AIM OF THE TASK: In the material below, the lines containing the word "content" are required; copy each of them.

⁂

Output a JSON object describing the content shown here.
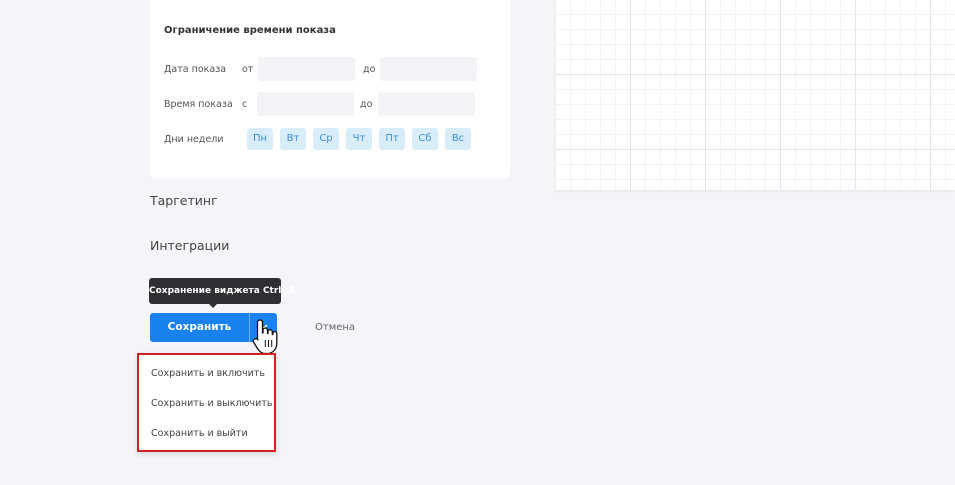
{
  "display_time": {
    "title": "Ограничение времени показа",
    "date_label": "Дата показа",
    "date_from": "от",
    "date_to": "до",
    "time_label": "Время показа",
    "time_from": "с",
    "time_to": "до",
    "weekdays_label": "Дни недели",
    "weekdays": [
      "Пн",
      "Вт",
      "Ср",
      "Чт",
      "Пт",
      "Сб",
      "Вс"
    ]
  },
  "sections": {
    "targeting": "Таргетинг",
    "integrations": "Интеграции"
  },
  "save": {
    "tooltip": "Сохранение виджета Ctrl+S",
    "label": "Сохранить",
    "cancel": "Отмена",
    "menu": [
      "Сохранить и включить",
      "Сохранить и выключить",
      "Сохранить и выйти"
    ]
  },
  "colors": {
    "primary": "#1a82f0",
    "highlight_border": "#d32020",
    "day_bg": "#d9ecfa"
  }
}
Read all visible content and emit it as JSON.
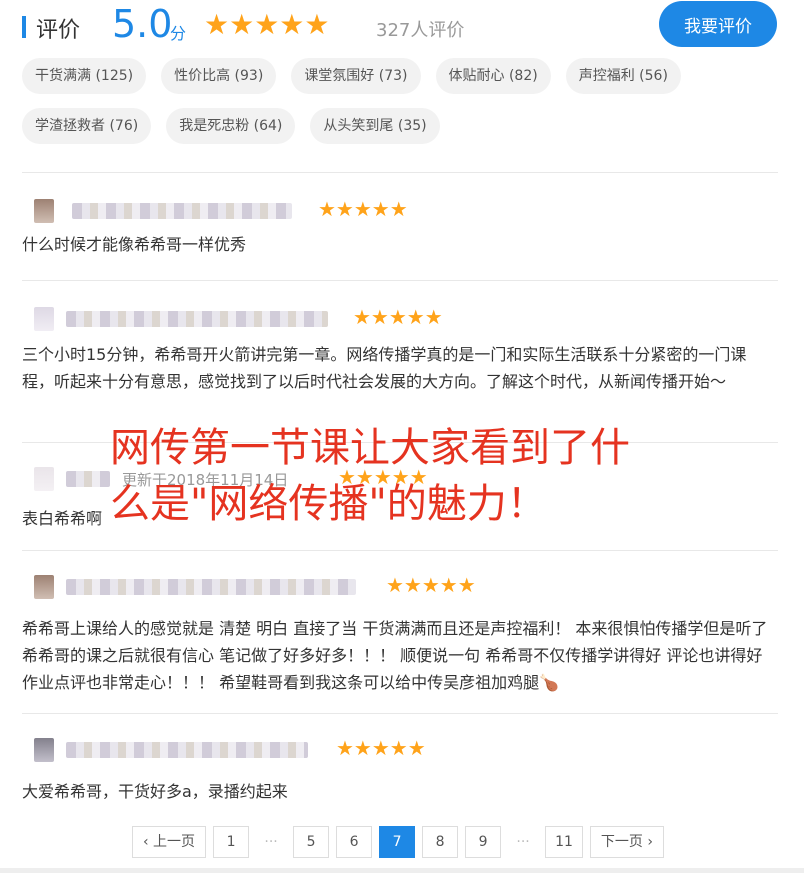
{
  "header": {
    "title": "评价",
    "score": "5.0",
    "score_unit": "分",
    "stars": "★★★★★",
    "count": "327人评价",
    "rate_button": "我要评价"
  },
  "tags": [
    "干货满满 (125)",
    "性价比高 (93)",
    "课堂氛围好 (73)",
    "体贴耐心 (82)",
    "声控福利 (56)",
    "学渣拯救者 (76)",
    "我是死忠粉 (64)",
    "从头笑到尾 (35)"
  ],
  "reviews": [
    {
      "stars": "★★★★★",
      "date": "",
      "content": "什么时候才能像希希哥一样优秀"
    },
    {
      "stars": "★★★★★",
      "date": "",
      "content": "三个小时15分钟，希希哥开火箭讲完第一章。网络传播学真的是一门和实际生活联系十分紧密的一门课程，听起来十分有意思，感觉找到了以后时代社会发展的大方向。了解这个时代，从新闻传播开始～"
    },
    {
      "stars": "★★★★★",
      "date": "更新于2018年11月14日",
      "content": "表白希希啊"
    },
    {
      "stars": "★★★★★",
      "date": "",
      "content": "希希哥上课给人的感觉就是 清楚 明白 直接了当 干货满满而且还是声控福利！ 本来很惧怕传播学但是听了希希哥的课之后就很有信心 笔记做了好多好多！！！ 顺便说一句 希希哥不仅传播学讲得好 评论也讲得好 作业点评也非常走心！！！ 希望鞋哥看到我这条可以给中传吴彦祖加鸡腿🍗"
    },
    {
      "stars": "★★★★★",
      "date": "",
      "content": "大爱希希哥，干货好多a，录播约起来"
    }
  ],
  "overlay": {
    "line1": "网传第一节课让大家看到了什",
    "line2": "么是\"网络传播\"的魅力！"
  },
  "pagination": {
    "prev": "‹ 上一页",
    "p1": "1",
    "dots": "···",
    "p5": "5",
    "p6": "6",
    "p7": "7",
    "p8": "8",
    "p9": "9",
    "p11": "11",
    "next": "下一页 ›"
  },
  "colors": {
    "accent": "#1e88e5",
    "star": "#ffa31a",
    "overlay": "#e53320"
  }
}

⁂

ANSWER TO THIS PROBLEM:
Output a JSON object describing the content shown here.
Read all visible content and emit it as JSON.
      "content": "什么时候才能像希希哥一样优秀"
      "content": "三个小时15分钟，希希哥开火箭讲完第一章。网络传播学真的是一门和实际生活联系十分紧密的一门课程，听起来十分有意思，感觉找到了以后时代社会发展的大方向。了解这个时代，从新闻传播开始～"
      "content": "表白希希啊"
      "content": "希希哥上课给人的感觉就是 清楚 明白 直接了当 干货满满而且还是声控福利！ 本来很惧怕传播学但是听了希希哥的课之后就很有信心 笔记做了好多好多！！！ 顺便说一句 希希哥不仅传播学讲得好 评论也讲得好 作业点评也非常走心！！！ 希望鞋哥看到我这条可以给中传吴彦祖加鸡腿🍗"
      "content": "大爱希希哥，干货好多a，录播约起来"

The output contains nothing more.